Copy out every line of the entries below verbatim, omitting the pictures.

━━━ Record set ━━━

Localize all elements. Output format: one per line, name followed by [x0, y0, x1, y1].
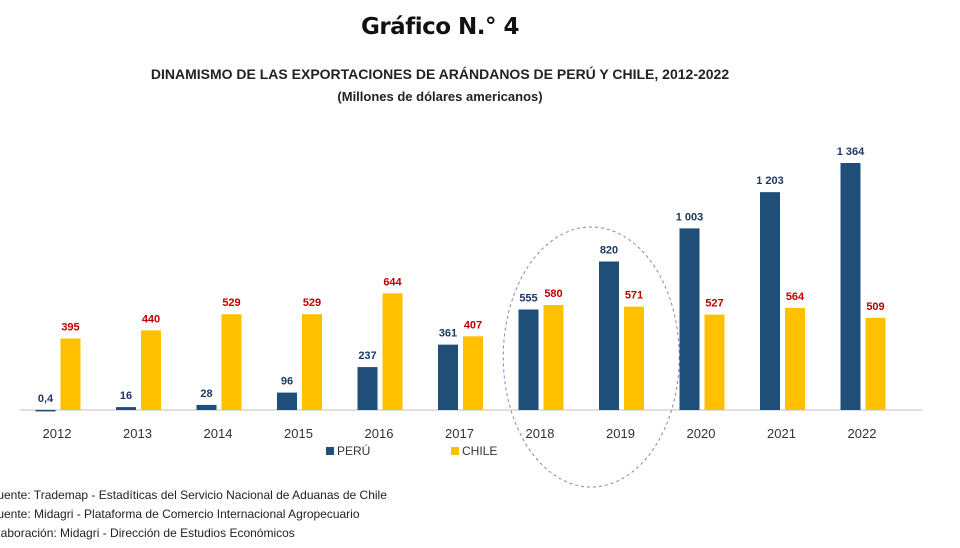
bar-chile — [463, 336, 483, 410]
bar-chile — [60, 338, 81, 410]
data-label-chile: 527 — [705, 298, 723, 310]
data-label-peru: 820 — [600, 245, 618, 257]
bar-chile — [785, 307, 805, 410]
x-tick-label: 2020 — [687, 426, 716, 441]
source-line: Elaboración: Midagri - Dirección de Estu… — [0, 526, 295, 540]
data-label-chile: 509 — [866, 301, 884, 313]
bar-chile — [221, 314, 242, 410]
legend-label-peru: PERÚ — [337, 443, 370, 458]
data-label-peru: 1 203 — [756, 175, 784, 187]
data-label-chile: 529 — [303, 297, 321, 309]
x-tick-label: 2016 — [365, 426, 394, 441]
x-tick-label: 2017 — [445, 426, 474, 441]
source-line: Fuente: Trademap - Estadíticas del Servi… — [0, 488, 387, 502]
bar-peru — [196, 404, 217, 410]
figure-number: Gráfico N.° 4 — [360, 14, 520, 40]
chart-title: DINAMISMO DE LAS EXPORTACIONES DE ARÁNDA… — [150, 66, 730, 82]
bar-peru — [679, 228, 700, 410]
data-label-peru: 555 — [519, 292, 537, 304]
data-label-peru: 361 — [439, 328, 457, 340]
bar-peru — [760, 192, 780, 410]
highlight-ellipse — [502, 226, 680, 488]
source-line: Fuente: Midagri - Plataforma de Comercio… — [0, 507, 360, 521]
x-tick-label: 2018 — [526, 426, 555, 441]
data-label-chile: 580 — [544, 288, 562, 300]
data-label-peru: 28 — [200, 388, 212, 400]
data-label-chile: 395 — [61, 321, 79, 333]
bar-peru — [116, 407, 136, 410]
x-tick-label: 2021 — [767, 426, 796, 441]
bar-chile — [624, 306, 644, 410]
x-tick-label: 2019 — [606, 426, 635, 441]
bar-peru — [599, 261, 619, 410]
data-label-chile: 564 — [786, 291, 805, 303]
data-label-peru: 1 003 — [676, 211, 704, 223]
legend-label-chile: CHILE — [462, 444, 497, 458]
data-label-peru: 237 — [358, 350, 376, 362]
bar-chile — [704, 314, 725, 410]
x-tick-label: 2013 — [123, 426, 152, 441]
data-label-chile: 644 — [383, 276, 402, 288]
data-label-chile: 571 — [625, 290, 643, 302]
sources-block: Fuente: Trademap - Estadíticas del Servi… — [0, 486, 387, 543]
x-tick-label: 2014 — [204, 426, 233, 441]
data-label-peru: 16 — [120, 390, 132, 402]
bar-chile — [865, 317, 886, 410]
bar-chile — [302, 314, 322, 410]
data-label-chile: 440 — [142, 313, 160, 325]
x-tick-label: 2012 — [43, 426, 72, 441]
bar-peru — [438, 344, 458, 410]
chart-subtitle: (Millones de dólares americanos) — [337, 89, 543, 104]
data-label-peru: 0,4 — [38, 393, 54, 405]
bar-peru — [840, 163, 861, 410]
data-label-peru: 1 364 — [837, 146, 865, 158]
data-label-chile: 407 — [464, 319, 482, 331]
data-label-chile: 529 — [222, 297, 240, 309]
bar-peru — [518, 309, 539, 410]
x-tick-label: 2015 — [284, 426, 313, 441]
bar-peru — [277, 392, 297, 410]
bar-chile — [141, 330, 161, 410]
bar-peru — [357, 367, 378, 410]
bar-chile — [382, 293, 403, 410]
x-tick-label: 2022 — [848, 426, 877, 441]
data-label-peru: 96 — [281, 376, 293, 388]
bar-peru — [35, 409, 56, 412]
legend-swatch-chile — [451, 447, 459, 455]
bar-chile — [543, 304, 564, 410]
legend-swatch-peru — [326, 447, 334, 455]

━━━

__Output__:
Localize all elements. Output format: one per line, name followed by [x0, y0, x1, y1].
bar-chile — [463, 336, 483, 410]
bar-chile — [60, 338, 81, 410]
data-label-chile: 527 — [705, 298, 723, 310]
data-label-peru: 820 — [600, 245, 618, 257]
bar-chile — [785, 307, 805, 410]
x-tick-label: 2020 — [687, 426, 716, 441]
source-line: Elaboración: Midagri - Dirección de Estu… — [0, 526, 295, 540]
data-label-chile: 509 — [866, 301, 884, 313]
bar-chile — [221, 314, 242, 410]
legend-label-peru: PERÚ — [337, 443, 370, 458]
data-label-peru: 1 203 — [756, 175, 784, 187]
data-label-chile: 529 — [303, 297, 321, 309]
x-tick-label: 2016 — [365, 426, 394, 441]
x-tick-label: 2017 — [445, 426, 474, 441]
source-line: Fuente: Trademap - Estadíticas del Servi… — [0, 488, 387, 502]
bar-peru — [196, 404, 217, 410]
figure-number: Gráfico N.° 4 — [360, 14, 520, 40]
chart-title: DINAMISMO DE LAS EXPORTACIONES DE ARÁNDA… — [150, 66, 730, 82]
bar-peru — [679, 228, 700, 410]
data-label-peru: 555 — [519, 292, 537, 304]
data-label-peru: 361 — [439, 328, 457, 340]
bar-peru — [760, 192, 780, 410]
highlight-ellipse — [502, 226, 680, 488]
source-line: Fuente: Midagri - Plataforma de Comercio… — [0, 507, 360, 521]
x-tick-label: 2018 — [526, 426, 555, 441]
data-label-chile: 580 — [544, 288, 562, 300]
data-label-peru: 28 — [200, 388, 212, 400]
data-label-chile: 395 — [61, 321, 79, 333]
bar-peru — [116, 407, 136, 410]
x-tick-label: 2021 — [767, 426, 796, 441]
bar-chile — [624, 306, 644, 410]
x-tick-label: 2019 — [606, 426, 635, 441]
bar-peru — [599, 261, 619, 410]
data-label-chile: 564 — [786, 291, 805, 303]
data-label-peru: 1 003 — [676, 211, 704, 223]
legend-label-chile: CHILE — [462, 444, 497, 458]
data-label-peru: 237 — [358, 350, 376, 362]
bar-chile — [704, 314, 725, 410]
x-tick-label: 2013 — [123, 426, 152, 441]
data-label-chile: 644 — [383, 276, 402, 288]
data-label-chile: 571 — [625, 290, 643, 302]
sources-block: Fuente: Trademap - Estadíticas del Servi… — [0, 486, 387, 543]
x-tick-label: 2014 — [204, 426, 233, 441]
data-label-peru: 16 — [120, 390, 132, 402]
bar-chile — [865, 317, 886, 410]
bar-chile — [302, 314, 322, 410]
data-label-chile: 440 — [142, 313, 160, 325]
x-tick-label: 2012 — [43, 426, 72, 441]
bar-peru — [438, 344, 458, 410]
chart-subtitle: (Millones de dólares americanos) — [337, 89, 543, 104]
data-label-peru: 0,4 — [38, 393, 54, 405]
bar-peru — [840, 163, 861, 410]
data-label-peru: 1 364 — [837, 146, 865, 158]
data-label-chile: 407 — [464, 319, 482, 331]
data-label-chile: 529 — [222, 297, 240, 309]
bar-peru — [518, 309, 539, 410]
x-tick-label: 2015 — [284, 426, 313, 441]
bar-peru — [277, 392, 297, 410]
bar-chile — [141, 330, 161, 410]
bar-peru — [357, 367, 378, 410]
bar-chile — [382, 293, 403, 410]
x-tick-label: 2022 — [848, 426, 877, 441]
data-label-peru: 96 — [281, 376, 293, 388]
bar-peru — [35, 409, 56, 412]
legend-swatch-chile — [451, 447, 459, 455]
bar-chile — [543, 304, 564, 410]
legend-swatch-peru — [326, 447, 334, 455]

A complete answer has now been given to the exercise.